--- Begin ---

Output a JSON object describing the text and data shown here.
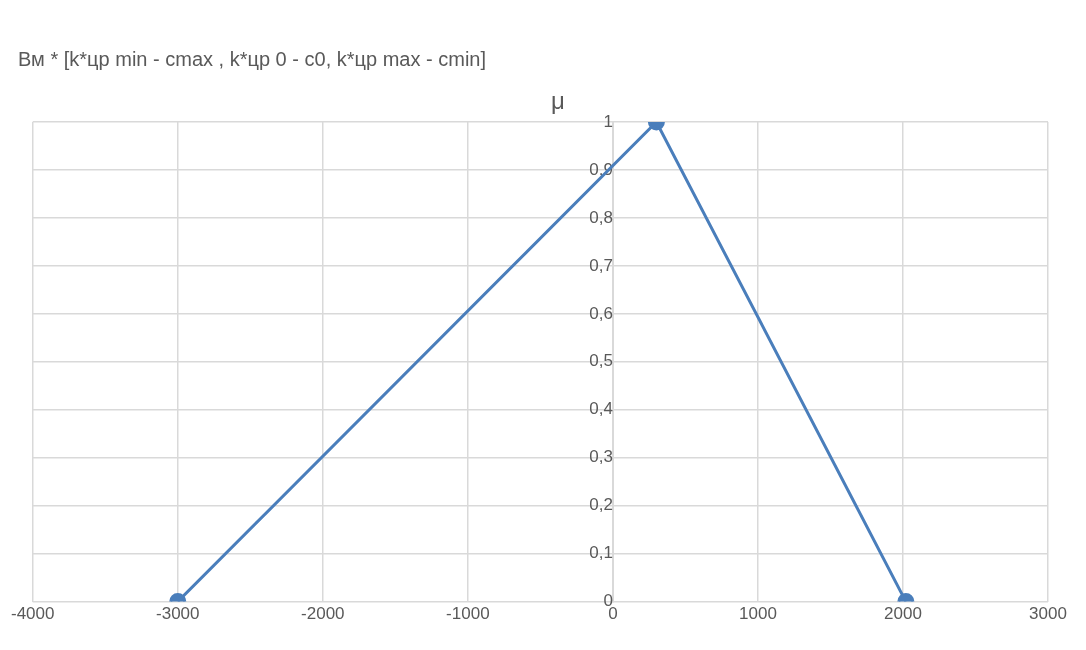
{
  "chart_data": {
    "type": "line",
    "title": "Вм * [k*цр min - cmax , k*цр 0 - c0, k*цр max - cmin]",
    "ylabel": "μ",
    "x": [
      -3000,
      300,
      2020
    ],
    "series": [
      {
        "color": "#4a7ebb",
        "values": [
          0,
          1,
          0
        ]
      }
    ],
    "xlim": [
      -4000,
      3000
    ],
    "xticks": [
      -4000,
      -3000,
      -2000,
      -1000,
      0,
      1000,
      2000,
      3000
    ],
    "ylim": [
      0,
      1
    ],
    "yticks": [
      0,
      {
        "value": 0.1,
        "label": "0,1"
      },
      {
        "value": 0.2,
        "label": "0,2"
      },
      {
        "value": 0.3,
        "label": "0,3"
      },
      {
        "value": 0.4,
        "label": "0,4"
      },
      {
        "value": 0.5,
        "label": "0,5"
      },
      {
        "value": 0.6,
        "label": "0,6"
      },
      {
        "value": 0.7,
        "label": "0,7"
      },
      {
        "value": 0.8,
        "label": "0,8"
      },
      {
        "value": 0.9,
        "label": "0,9"
      },
      1
    ],
    "grid": true,
    "marker": "circle",
    "line_style": "solid",
    "legend": false
  }
}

--- End ---

◆ WHAT YOU HAVE TO DO:
Quote every record above exactly, leaving out any pictures.

◆ OUTPUT FOR THIS TASK:
Output a JSON object describing the text and data shown here.
{
  "chart_data": {
    "type": "line",
    "title": "Вм * [k*цр min - cmax , k*цр 0 - c0, k*цр max - cmin]",
    "ylabel": "μ",
    "x": [
      -3000,
      300,
      2020
    ],
    "series": [
      {
        "color": "#4a7ebb",
        "values": [
          0,
          1,
          0
        ]
      }
    ],
    "xlim": [
      -4000,
      3000
    ],
    "xticks": [
      -4000,
      -3000,
      -2000,
      -1000,
      0,
      1000,
      2000,
      3000
    ],
    "ylim": [
      0,
      1
    ],
    "yticks": [
      0,
      {
        "value": 0.1,
        "label": "0,1"
      },
      {
        "value": 0.2,
        "label": "0,2"
      },
      {
        "value": 0.3,
        "label": "0,3"
      },
      {
        "value": 0.4,
        "label": "0,4"
      },
      {
        "value": 0.5,
        "label": "0,5"
      },
      {
        "value": 0.6,
        "label": "0,6"
      },
      {
        "value": 0.7,
        "label": "0,7"
      },
      {
        "value": 0.8,
        "label": "0,8"
      },
      {
        "value": 0.9,
        "label": "0,9"
      },
      1
    ],
    "grid": true,
    "marker": "circle",
    "line_style": "solid",
    "legend": false
  }
}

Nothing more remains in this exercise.